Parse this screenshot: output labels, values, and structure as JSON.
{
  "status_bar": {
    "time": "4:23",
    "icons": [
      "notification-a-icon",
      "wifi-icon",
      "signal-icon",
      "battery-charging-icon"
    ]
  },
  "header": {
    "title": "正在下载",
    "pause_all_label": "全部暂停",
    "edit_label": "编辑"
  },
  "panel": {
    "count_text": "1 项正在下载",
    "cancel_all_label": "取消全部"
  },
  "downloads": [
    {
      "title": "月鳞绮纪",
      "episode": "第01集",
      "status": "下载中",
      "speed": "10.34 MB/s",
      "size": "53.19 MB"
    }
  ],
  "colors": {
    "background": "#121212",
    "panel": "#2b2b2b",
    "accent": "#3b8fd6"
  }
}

▸ Brief
Reproduce the full set of records precisely.

▸ In response
Parse this screenshot: output labels, values, and structure as JSON.
{
  "status_bar": {
    "time": "4:23",
    "icons": [
      "notification-a-icon",
      "wifi-icon",
      "signal-icon",
      "battery-charging-icon"
    ]
  },
  "header": {
    "title": "正在下载",
    "pause_all_label": "全部暂停",
    "edit_label": "编辑"
  },
  "panel": {
    "count_text": "1 项正在下载",
    "cancel_all_label": "取消全部"
  },
  "downloads": [
    {
      "title": "月鳞绮纪",
      "episode": "第01集",
      "status": "下载中",
      "speed": "10.34 MB/s",
      "size": "53.19 MB"
    }
  ],
  "colors": {
    "background": "#121212",
    "panel": "#2b2b2b",
    "accent": "#3b8fd6"
  }
}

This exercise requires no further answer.